━━━ Listed entries ━━━

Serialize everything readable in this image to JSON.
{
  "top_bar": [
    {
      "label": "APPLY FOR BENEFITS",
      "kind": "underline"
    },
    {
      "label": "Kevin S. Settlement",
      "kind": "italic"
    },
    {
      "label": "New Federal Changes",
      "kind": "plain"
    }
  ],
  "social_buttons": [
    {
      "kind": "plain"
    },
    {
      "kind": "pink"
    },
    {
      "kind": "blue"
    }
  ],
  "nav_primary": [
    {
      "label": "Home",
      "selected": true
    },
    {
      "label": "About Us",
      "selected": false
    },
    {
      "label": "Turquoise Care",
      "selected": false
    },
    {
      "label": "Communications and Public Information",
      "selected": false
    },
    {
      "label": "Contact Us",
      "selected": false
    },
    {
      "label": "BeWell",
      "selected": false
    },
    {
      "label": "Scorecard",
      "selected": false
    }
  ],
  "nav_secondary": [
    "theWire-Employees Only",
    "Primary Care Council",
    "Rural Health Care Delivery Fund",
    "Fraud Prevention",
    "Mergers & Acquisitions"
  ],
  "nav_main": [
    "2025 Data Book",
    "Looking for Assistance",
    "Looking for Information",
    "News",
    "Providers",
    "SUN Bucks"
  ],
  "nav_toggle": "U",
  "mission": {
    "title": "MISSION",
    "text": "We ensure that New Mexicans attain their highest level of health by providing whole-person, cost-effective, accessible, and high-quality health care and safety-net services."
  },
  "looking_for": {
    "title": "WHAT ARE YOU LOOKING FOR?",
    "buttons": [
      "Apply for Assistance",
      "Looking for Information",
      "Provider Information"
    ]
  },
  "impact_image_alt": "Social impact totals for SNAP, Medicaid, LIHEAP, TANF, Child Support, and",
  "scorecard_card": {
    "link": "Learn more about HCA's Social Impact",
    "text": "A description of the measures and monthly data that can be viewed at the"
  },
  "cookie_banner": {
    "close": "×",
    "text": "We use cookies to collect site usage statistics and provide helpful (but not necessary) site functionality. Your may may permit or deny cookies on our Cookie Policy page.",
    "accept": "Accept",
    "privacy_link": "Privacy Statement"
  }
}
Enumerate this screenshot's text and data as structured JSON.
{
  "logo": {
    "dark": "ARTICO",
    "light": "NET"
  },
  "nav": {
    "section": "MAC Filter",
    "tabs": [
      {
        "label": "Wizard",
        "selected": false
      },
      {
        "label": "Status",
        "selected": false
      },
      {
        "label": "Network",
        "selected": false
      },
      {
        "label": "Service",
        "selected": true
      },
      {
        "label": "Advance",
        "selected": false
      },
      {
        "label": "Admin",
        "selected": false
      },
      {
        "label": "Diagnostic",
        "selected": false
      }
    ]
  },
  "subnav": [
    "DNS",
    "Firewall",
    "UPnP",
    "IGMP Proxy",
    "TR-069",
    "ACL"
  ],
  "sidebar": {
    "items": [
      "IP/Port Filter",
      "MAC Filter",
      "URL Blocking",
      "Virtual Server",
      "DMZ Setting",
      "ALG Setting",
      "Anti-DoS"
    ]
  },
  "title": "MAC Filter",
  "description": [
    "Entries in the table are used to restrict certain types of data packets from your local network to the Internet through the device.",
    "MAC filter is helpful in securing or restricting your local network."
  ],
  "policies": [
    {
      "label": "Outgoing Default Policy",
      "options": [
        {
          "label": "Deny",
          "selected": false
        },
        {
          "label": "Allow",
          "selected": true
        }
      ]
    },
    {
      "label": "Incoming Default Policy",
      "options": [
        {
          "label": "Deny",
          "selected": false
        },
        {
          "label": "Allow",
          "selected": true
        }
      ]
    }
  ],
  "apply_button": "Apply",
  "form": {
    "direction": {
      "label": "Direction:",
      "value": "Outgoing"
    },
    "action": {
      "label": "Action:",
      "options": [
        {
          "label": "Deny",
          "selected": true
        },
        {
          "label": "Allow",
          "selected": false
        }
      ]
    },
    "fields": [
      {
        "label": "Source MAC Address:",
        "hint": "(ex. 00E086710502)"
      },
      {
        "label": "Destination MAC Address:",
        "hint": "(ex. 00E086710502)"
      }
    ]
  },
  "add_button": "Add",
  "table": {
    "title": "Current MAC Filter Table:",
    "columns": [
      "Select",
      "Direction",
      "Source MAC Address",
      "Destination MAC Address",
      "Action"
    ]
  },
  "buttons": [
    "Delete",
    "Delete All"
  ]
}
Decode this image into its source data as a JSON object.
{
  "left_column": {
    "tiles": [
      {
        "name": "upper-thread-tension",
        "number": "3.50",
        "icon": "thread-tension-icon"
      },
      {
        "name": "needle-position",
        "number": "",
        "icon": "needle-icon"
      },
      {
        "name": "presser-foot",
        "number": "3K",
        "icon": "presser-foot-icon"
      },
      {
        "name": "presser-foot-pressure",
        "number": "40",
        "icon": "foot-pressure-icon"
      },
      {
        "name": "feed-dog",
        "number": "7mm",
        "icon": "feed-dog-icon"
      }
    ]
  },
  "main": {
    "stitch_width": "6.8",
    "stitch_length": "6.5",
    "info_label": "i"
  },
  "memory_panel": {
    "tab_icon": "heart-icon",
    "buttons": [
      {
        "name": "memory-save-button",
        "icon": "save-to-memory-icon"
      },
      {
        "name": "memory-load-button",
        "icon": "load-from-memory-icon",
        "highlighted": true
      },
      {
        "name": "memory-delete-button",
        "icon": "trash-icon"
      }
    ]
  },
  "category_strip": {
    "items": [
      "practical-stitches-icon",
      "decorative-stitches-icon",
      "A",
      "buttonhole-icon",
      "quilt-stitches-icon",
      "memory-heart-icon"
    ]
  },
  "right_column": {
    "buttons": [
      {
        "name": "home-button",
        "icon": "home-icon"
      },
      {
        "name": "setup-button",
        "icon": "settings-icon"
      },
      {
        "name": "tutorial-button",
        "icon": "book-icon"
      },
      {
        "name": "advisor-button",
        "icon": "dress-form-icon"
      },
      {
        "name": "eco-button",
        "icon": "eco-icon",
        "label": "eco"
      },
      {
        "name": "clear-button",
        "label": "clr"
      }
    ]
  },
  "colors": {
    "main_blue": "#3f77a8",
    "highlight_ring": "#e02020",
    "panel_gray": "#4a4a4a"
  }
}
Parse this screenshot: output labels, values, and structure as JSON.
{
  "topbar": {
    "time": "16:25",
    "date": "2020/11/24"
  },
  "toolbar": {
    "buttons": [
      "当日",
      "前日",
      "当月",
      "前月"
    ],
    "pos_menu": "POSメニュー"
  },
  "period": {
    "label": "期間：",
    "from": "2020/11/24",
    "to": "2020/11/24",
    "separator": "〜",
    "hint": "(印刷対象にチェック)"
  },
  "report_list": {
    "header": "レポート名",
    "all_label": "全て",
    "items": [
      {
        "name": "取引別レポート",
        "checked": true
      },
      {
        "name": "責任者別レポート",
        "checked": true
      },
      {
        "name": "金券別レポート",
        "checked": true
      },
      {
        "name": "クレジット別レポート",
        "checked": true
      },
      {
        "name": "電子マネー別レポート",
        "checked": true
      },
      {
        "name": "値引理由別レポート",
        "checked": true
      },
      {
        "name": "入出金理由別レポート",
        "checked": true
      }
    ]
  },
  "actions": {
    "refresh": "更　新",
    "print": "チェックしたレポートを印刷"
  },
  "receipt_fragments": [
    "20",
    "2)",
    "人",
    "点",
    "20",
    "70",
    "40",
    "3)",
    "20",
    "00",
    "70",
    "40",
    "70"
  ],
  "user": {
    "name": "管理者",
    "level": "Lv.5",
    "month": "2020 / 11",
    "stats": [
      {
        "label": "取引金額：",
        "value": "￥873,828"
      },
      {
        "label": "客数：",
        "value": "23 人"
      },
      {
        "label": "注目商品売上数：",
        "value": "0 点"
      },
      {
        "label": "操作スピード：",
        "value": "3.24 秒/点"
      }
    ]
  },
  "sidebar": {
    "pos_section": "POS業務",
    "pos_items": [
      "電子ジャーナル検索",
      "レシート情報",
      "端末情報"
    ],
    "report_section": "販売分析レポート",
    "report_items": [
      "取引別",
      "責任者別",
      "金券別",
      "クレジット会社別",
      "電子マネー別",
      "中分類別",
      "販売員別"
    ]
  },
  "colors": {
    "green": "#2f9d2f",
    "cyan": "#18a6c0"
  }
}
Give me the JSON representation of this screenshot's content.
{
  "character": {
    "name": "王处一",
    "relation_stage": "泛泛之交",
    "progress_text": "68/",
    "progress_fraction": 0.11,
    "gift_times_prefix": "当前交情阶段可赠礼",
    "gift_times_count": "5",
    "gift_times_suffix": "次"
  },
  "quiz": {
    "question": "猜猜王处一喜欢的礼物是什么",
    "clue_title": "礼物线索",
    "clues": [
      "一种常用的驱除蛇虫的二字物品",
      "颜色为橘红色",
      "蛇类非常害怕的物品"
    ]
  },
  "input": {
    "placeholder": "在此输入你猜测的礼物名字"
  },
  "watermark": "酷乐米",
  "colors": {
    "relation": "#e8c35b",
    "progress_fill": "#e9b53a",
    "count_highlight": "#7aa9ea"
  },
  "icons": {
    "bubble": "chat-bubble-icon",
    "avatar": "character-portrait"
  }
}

━━━

Work to complete: Gather all the lines that include the word "presser" and copy them out.

Problem solution:
        "name": "presser-foot",
        "icon": "presser-foot-icon"
        "name": "presser-foot-pressure",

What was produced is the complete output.